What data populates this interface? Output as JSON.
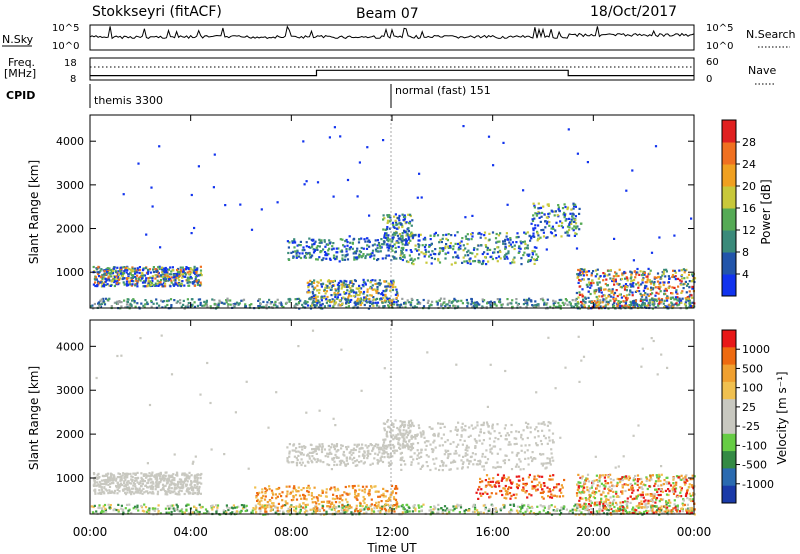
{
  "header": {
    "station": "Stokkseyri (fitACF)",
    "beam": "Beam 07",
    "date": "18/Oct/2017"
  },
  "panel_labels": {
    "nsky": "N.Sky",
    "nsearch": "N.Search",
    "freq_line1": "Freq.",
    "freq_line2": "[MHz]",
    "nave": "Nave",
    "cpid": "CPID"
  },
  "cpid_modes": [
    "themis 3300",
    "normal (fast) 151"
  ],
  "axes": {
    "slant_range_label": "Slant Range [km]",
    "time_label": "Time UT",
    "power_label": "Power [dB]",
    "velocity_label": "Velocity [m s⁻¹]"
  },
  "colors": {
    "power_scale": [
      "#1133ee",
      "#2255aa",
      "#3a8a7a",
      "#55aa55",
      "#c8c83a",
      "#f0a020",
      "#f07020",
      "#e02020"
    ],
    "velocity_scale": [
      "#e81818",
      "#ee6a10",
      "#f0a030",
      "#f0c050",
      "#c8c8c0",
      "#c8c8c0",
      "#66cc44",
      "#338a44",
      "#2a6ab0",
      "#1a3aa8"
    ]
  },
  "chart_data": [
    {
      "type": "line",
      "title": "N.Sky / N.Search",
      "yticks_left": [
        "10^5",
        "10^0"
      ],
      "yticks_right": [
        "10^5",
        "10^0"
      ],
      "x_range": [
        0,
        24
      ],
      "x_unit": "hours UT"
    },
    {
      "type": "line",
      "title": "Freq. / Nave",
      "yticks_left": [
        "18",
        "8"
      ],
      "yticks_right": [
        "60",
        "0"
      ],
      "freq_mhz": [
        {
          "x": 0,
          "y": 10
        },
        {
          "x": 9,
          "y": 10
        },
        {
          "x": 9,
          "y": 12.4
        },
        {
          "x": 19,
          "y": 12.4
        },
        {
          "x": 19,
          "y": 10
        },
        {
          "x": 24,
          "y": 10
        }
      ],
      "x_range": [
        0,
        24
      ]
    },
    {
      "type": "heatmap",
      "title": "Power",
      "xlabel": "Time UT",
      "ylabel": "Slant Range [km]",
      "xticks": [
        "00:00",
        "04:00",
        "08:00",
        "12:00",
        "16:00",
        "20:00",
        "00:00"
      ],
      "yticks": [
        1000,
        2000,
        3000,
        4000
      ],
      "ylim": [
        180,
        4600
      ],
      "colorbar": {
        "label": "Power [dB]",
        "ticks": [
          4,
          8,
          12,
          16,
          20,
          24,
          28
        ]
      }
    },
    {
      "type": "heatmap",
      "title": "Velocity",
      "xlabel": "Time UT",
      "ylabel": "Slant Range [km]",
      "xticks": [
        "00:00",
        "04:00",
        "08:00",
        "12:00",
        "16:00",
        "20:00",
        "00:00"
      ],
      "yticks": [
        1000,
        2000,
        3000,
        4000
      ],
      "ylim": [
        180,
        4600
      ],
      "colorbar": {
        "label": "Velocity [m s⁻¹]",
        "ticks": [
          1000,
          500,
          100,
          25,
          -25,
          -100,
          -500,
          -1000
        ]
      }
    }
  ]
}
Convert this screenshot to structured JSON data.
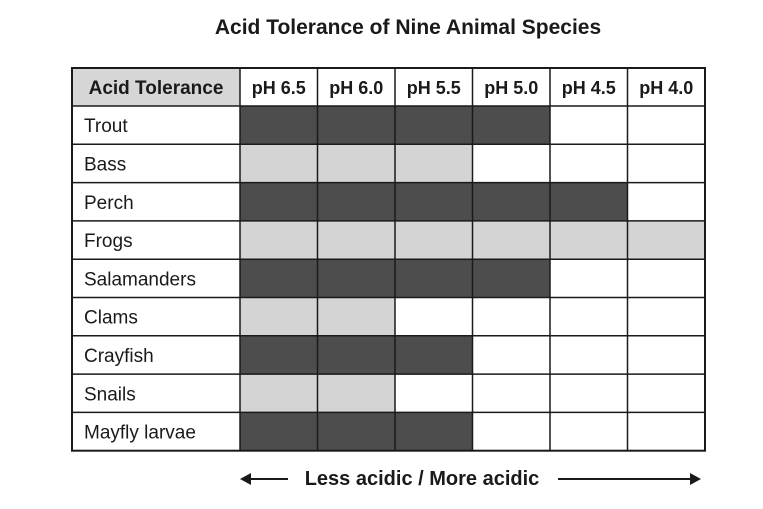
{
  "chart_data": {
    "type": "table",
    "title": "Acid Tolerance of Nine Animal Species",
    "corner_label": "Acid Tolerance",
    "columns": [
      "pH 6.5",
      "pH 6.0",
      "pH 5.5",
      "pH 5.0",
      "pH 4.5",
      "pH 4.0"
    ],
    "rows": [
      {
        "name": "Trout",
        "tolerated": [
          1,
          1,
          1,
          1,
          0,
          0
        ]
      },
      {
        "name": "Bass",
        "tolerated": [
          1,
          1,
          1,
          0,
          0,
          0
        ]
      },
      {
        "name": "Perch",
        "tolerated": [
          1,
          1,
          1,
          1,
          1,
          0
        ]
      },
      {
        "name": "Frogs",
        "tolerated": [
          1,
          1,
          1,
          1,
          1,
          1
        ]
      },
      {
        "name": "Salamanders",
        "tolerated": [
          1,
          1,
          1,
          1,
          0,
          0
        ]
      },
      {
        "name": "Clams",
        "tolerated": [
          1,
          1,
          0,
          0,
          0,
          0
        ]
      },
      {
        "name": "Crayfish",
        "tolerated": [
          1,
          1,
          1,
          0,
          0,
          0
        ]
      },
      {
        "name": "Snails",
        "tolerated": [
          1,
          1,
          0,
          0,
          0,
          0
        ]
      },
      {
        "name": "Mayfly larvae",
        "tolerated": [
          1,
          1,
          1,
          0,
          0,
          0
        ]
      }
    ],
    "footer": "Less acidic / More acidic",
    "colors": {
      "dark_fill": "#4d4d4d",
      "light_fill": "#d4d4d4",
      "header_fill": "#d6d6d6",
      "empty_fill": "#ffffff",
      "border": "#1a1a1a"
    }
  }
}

_ _ _ _ _

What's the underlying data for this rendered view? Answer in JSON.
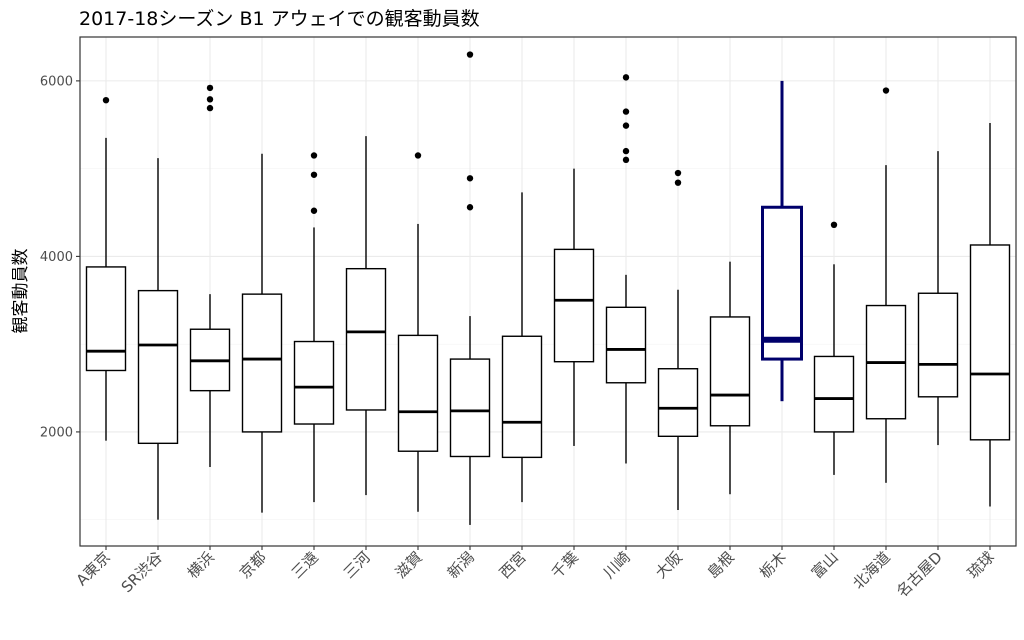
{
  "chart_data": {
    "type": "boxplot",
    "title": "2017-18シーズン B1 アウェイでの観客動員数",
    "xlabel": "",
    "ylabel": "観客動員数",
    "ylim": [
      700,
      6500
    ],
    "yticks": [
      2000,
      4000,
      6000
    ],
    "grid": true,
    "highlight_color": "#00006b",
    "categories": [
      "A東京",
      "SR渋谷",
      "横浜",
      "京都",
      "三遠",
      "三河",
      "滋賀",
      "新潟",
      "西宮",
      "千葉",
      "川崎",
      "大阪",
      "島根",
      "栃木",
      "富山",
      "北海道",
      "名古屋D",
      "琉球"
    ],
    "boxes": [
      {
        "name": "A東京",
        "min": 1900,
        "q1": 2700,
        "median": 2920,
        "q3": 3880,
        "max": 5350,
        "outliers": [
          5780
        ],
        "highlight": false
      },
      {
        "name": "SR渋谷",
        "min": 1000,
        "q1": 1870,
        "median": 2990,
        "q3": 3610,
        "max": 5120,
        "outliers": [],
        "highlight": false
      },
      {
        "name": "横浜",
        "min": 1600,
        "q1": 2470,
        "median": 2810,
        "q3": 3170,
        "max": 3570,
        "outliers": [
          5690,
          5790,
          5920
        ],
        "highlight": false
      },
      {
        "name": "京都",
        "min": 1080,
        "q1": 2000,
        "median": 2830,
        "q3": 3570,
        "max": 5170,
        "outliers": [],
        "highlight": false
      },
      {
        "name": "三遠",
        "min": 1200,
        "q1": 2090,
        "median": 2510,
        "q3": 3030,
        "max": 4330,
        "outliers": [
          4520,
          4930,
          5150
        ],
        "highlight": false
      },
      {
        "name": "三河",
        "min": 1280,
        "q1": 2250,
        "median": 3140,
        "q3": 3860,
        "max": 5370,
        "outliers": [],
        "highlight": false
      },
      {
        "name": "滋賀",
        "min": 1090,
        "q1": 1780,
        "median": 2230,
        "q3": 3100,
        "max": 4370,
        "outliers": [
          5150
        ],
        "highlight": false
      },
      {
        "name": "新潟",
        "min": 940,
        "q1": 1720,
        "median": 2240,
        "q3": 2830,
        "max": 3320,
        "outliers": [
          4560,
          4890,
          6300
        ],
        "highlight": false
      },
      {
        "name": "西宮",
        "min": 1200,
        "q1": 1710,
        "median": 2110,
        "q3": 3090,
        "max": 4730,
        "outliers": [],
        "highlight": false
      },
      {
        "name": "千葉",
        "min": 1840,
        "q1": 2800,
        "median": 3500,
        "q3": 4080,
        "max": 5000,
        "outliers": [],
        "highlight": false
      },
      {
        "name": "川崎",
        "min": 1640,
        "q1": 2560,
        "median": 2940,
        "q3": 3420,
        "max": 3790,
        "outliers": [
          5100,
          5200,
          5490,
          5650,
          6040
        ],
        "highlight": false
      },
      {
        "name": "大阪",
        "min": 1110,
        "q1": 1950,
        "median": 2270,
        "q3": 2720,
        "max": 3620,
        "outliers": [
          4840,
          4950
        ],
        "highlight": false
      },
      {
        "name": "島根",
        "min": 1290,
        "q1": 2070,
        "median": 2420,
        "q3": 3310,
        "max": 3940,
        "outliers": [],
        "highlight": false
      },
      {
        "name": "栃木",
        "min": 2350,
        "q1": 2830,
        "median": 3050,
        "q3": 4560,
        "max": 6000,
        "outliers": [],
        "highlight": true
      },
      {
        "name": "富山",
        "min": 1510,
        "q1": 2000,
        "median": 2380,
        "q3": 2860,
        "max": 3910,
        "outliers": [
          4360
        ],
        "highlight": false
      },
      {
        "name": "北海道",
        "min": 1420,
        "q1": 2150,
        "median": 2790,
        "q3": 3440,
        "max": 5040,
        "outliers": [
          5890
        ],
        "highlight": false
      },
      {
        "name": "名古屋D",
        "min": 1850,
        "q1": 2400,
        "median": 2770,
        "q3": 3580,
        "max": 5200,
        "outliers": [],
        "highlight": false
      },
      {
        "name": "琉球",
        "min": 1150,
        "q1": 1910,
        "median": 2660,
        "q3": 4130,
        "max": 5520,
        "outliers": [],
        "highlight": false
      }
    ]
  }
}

_ _ _ _ _

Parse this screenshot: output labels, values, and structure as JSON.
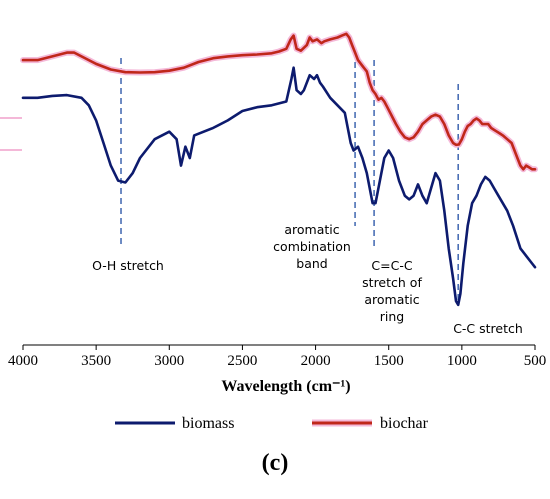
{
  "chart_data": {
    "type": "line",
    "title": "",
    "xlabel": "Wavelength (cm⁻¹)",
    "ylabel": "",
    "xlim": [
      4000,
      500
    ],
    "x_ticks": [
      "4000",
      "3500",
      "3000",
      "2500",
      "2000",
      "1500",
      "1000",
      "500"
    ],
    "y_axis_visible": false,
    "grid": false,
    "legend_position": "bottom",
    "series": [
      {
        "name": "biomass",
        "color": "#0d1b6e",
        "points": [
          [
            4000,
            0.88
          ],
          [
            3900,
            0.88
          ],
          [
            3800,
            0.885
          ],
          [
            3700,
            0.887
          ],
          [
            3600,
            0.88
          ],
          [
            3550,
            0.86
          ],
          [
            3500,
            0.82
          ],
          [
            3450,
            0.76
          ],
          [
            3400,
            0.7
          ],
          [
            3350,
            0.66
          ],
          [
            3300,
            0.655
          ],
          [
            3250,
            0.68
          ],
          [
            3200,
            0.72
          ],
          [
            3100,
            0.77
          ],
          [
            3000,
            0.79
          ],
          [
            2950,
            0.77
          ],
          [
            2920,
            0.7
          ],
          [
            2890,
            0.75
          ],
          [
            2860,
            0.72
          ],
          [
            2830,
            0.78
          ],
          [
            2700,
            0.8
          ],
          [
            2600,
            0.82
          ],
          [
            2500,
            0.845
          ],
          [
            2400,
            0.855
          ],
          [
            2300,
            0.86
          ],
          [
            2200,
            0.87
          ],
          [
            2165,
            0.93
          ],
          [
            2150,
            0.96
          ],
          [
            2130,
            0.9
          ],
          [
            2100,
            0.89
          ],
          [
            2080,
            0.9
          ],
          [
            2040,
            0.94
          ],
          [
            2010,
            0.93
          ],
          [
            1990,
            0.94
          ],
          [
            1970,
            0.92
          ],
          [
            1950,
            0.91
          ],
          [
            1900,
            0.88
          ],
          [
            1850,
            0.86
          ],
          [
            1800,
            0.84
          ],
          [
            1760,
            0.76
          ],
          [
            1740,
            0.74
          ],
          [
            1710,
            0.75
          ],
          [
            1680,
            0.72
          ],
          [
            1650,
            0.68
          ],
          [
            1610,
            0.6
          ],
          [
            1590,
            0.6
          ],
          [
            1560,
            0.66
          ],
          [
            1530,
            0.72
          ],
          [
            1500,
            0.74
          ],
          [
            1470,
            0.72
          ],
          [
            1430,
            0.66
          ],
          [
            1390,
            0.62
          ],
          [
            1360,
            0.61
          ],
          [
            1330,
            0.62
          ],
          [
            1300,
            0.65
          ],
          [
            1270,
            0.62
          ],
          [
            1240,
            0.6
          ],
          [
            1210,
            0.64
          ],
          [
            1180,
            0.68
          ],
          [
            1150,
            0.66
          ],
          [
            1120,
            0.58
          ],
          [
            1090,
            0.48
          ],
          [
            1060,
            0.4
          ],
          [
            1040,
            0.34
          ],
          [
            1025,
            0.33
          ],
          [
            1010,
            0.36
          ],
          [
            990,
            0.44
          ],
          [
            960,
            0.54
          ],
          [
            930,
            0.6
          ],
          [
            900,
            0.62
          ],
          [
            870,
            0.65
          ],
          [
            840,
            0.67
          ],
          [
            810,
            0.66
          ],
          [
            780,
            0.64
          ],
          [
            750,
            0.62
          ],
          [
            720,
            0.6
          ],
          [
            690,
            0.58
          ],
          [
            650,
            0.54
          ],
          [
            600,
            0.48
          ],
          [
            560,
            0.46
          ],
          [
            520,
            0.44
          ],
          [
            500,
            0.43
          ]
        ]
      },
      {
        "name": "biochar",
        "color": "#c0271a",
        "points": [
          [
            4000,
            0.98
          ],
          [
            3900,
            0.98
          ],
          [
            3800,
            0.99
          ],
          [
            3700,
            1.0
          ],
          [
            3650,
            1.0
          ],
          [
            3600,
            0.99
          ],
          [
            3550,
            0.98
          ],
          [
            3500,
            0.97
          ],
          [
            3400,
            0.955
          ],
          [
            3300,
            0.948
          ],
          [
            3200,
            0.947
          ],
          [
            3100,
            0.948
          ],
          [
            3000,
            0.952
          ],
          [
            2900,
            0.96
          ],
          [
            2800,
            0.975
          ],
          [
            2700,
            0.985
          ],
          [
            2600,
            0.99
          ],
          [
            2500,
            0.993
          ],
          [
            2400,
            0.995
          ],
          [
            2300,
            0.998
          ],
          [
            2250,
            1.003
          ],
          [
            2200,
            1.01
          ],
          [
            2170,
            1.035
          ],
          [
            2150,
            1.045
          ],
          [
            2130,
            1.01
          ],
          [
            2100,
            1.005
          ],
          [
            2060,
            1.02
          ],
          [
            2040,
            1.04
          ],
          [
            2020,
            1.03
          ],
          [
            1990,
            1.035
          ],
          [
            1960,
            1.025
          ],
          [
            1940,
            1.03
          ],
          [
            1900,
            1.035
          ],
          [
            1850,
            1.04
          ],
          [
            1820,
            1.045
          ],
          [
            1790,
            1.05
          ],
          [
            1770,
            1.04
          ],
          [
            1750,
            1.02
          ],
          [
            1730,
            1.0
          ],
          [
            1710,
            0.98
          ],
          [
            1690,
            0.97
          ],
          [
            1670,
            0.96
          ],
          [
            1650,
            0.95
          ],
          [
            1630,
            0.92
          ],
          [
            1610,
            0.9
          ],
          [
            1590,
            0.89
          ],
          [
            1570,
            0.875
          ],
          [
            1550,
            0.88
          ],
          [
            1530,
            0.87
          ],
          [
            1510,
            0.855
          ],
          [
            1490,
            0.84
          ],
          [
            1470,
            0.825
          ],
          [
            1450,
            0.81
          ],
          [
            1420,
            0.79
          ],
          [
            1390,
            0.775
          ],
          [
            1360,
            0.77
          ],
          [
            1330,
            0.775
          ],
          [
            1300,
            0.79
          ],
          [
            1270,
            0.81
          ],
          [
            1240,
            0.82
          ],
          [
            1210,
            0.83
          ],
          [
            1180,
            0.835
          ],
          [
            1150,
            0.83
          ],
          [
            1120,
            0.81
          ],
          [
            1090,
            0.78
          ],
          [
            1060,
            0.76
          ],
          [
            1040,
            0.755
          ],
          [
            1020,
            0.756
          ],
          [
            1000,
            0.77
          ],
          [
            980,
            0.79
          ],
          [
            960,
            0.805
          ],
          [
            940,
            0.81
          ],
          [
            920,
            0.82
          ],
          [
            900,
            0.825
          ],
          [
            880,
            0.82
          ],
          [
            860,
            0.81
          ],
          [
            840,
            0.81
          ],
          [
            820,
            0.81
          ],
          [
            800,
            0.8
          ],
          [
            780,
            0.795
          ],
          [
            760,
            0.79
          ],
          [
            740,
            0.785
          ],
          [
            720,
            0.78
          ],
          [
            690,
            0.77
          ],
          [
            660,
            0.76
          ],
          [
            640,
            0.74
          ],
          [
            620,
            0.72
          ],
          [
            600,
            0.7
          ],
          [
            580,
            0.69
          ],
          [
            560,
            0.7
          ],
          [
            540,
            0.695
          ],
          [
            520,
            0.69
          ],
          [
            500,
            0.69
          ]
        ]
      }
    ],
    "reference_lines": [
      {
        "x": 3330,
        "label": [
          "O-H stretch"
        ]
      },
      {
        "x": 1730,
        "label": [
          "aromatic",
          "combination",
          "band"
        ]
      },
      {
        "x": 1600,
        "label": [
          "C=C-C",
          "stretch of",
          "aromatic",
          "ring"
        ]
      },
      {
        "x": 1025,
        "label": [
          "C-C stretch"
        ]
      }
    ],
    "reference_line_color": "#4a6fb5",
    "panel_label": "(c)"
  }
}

_ _ _ _ _

REQUIRED TASK: Which lines above contain the word "this"? Copy each of them.

FINISHED ANSWER:
What data populates this interface? Output as JSON.
Convert this screenshot to structured JSON data.
What's the underlying data for this rendered view? Answer in JSON.
Parse this screenshot: output labels, values, and structure as JSON.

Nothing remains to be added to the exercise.